[Task material]:
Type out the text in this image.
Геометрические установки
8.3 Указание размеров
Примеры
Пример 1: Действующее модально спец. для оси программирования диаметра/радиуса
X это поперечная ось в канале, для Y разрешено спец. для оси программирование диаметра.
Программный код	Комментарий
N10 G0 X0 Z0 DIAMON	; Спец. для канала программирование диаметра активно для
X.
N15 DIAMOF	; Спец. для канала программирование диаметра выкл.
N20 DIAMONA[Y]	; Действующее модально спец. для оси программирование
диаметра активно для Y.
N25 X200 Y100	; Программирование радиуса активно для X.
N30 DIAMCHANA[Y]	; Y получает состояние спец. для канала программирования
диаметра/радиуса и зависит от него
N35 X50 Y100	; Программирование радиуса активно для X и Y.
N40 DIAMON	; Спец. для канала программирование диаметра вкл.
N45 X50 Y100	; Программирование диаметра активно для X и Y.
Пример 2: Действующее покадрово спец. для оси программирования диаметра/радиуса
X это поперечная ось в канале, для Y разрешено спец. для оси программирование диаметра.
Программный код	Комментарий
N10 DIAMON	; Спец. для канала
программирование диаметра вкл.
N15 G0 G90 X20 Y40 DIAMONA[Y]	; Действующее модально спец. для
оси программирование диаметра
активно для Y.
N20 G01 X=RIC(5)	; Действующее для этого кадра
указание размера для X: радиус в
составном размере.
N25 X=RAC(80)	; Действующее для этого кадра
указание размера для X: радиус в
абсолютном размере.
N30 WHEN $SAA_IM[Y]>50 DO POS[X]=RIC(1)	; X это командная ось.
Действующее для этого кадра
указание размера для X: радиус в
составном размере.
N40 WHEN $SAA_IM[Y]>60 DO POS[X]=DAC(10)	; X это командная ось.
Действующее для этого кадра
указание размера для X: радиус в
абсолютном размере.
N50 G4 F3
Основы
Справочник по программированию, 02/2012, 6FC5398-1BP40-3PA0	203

[Request]:
From the data above, gather every line that includes the word "этого".

[Response for this exercise]:
N20 G01 X=RIC(5)	; Действующее для этого кадра
N25 X=RAC(80)	; Действующее для этого кадра
Действующее для этого кадра
Действующее для этого кадра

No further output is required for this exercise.